As you may know – I co-wrote Neville Staple of The Specials’ biography which was published in paperback this year – Original Rude Boy. The lead up to publication involved two years of intense but rewarding research interviewing Neville on many occasions but also all those around him throughout his turbulent life. Bit by bit, I was able to piece together and structure this compelling biography.
At the same time that I was writing Original Rude Boy, I was also working on the biography of Coventry black British boxer Errol Christie. His biography, No Place To Hide, and Original Rude Boy were published by Aurum Press/Quarto. What fascinated me was that although both men were of Jamaica heritage, the age gap between them meant they had differing views of their homeland and life in Britain.
WATCH: Neville Staple playing Gangsters!
Neville was born in Jamaica in 1955. He’s a very spiritual person and has a strong affinity to Caribbean culture. As a child, Neville experienced being displaced from the warmth and lushness of Jamaica to the grey cloudiness of Britain in the early 1960s. But he soon embraced Coventry and threw himself headfirst into music.
Errol was born in England in 1963 – Leicester to be exact. Then moved to Coventry. He bridled at the churchgoing habits of his Jamaica parents and their belief in ‘duppies’, malevolent Jamaican spirits. In short, his personal beliefs were far more secular than Neville. And unlike Nev, he didn’t make friends among the city’s skinheads.
Because by the late 1970s when Errol came of age, the skinhead scene had been infiltrated by neo-Nazis and fights between black youth and skins were depressingly frequent. Whereas in Neville’s childhood a few years earlier, older skinheads recognised the music and fashion debt they owed to Jamaica. Not that they weren’t violent and more than capable of being racist on occasion as detailed in one big fight scene in Original Rude Boy. But those attitudes weren’t as embedded and organised as they’d become in the late 1970s.
Both Errol and Neville had very authoritarian Jamaica fathers – kings in their own home. Fearsome dictators who meted out extremely rough justice to their children with no chance of appeal. Errol’s father was an undiagnosed schizophrenic. Neville’s father somehow managed to embed a fork in his head in one family argument.
Nev’s drift into crime was detailed in his biography. As the son of a probation officer, I was enthralled by the stories of his burglaries. Not to condone his past actions but just to get inside the mind of a young housebreaker fifty years ago. However, a couple of reviewers disliked what they mistook to be the glorification of crime. Well, some people are just sitting there waiting to be offended. I’m glad we told it like it was.

- **STATED GOAL 1**
In the piece on the Neville Staple and Errol Christie biographies, where and in what year was Errol Christie born?
- **STATED GOAL 2**
Pick up the piece on the Neville Staple and Errol Christie biographies right after its final sentence and continue it.

- **DATA SECTION**
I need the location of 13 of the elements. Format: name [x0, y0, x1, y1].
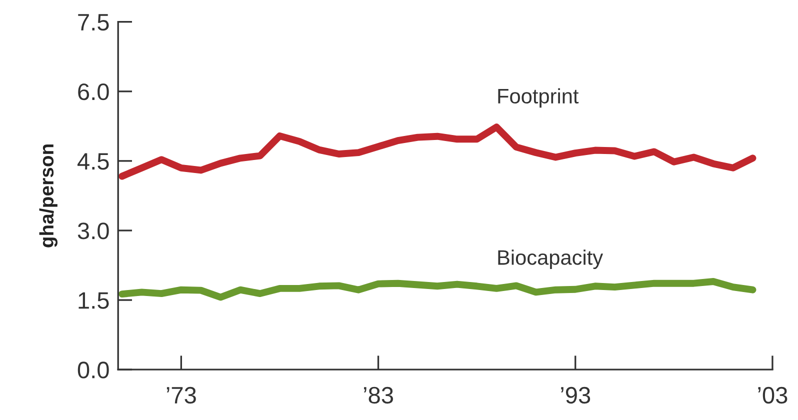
- y-tick-label: 3.0: [78, 222, 109, 240]
- x-tick-label: ’73: [166, 386, 196, 404]
- x-tick-label: ’93: [561, 386, 590, 404]
- y-tick-label: 1.5: [78, 292, 109, 309]
- series-label: Footprint: [498, 88, 579, 108]
- x-tick-label: ’03: [758, 386, 788, 404]
- y-tick-label: 4.5: [77, 153, 109, 170]
- y-axis-title: gha/person: [39, 144, 58, 248]
- series-label: Biocapacity: [498, 250, 604, 270]
- y-tick-label: 0.0: [78, 362, 109, 378]
- x-tick-label: ’83: [364, 386, 393, 404]
- y-tick-label: 7.5: [78, 14, 109, 31]
- y-tick-label: 6.0: [78, 83, 109, 100]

- **OUTPUT 1**
He was born in Leicester in 1963.

- **OUTPUT 2**
When it came to Nev’s music – I wanted to know every last detail about the black sound system scene of the 1970s. Neville had a system called Jah Baddis where he honed his ‘toasting’ skills. That is an early form of what most people would call rapping now. I relied heavily on Neville’s lifelong buddies Trevor Evans and Rex Griffiths to give me huge amounts of information on the sound system. The construction of speakers and turntables using a combination of electronic equipment with household furniture.
And so we came to The Specials. An eclectic mix of people who often rubbed each other up the wrong way but together created something magical on stage – and on vinyl. Most importantly, their line-up was an anti-racist statement in of itself. A declaration that black and white was equal. Their musical style was based on Jamaican ska – which by the late 1970s many black youth regarded as ‘old man’s music’. It had been popular over fifteen years before in the Caribbean. Now it was back.
It had found its time. With industrial decline and high rates of youth unemployment in late 1970s Britain – racism was on the rise. Extreme right wing and neo-Nazi groups blamed black and Asian people for the country’s problems. Street violence was all too common. Worst of all – people were even murdered solely on the basis of the colour of their skin.
On 23 April 1981, Satnam Singh Gill – a 20-year-old Asian youth – was stabbed to death in broad daylight in Coventry. A month later, an anti-racist demonstration was held in protest at this senseless act. Unbelievably, racist skins turned up to jeer the march. And the whole thing descended into a riot. This turned out to be one of many riots across the UK in the summer of 1981 as frustrations over unemployment and racism boiled over. In June 1981, The Specials headlined a gig at the Butts Stadium in Coventry to try and pull the city back together in a firm rejection of hatred and bigotry.
The band released the single ‘Ghost Town’ – a powerful song that detailed the bleak despondency felt by millions of people during the recession of 1979 to 1981. It reached number one in the pop charts and stayed there for three weeks. At exactly the same time, the riots spread from London to Liverpool, Manchester, Birmingham and from city to city. This was the high point of The Specials. They had captured the national mood. And then they split up.
Neville along with Specials lead vocalist Terry Hall and fellow band member Lynval Golding departed to form Fun Boy Three. After two years of bouncy, happy, bubblegum pop, that folded. After this, Neville returned to his musical roots becoming a mentor to ‘third wave’ ska bands around the world. Today, Neville gigs with his own band and puts on an amazing show!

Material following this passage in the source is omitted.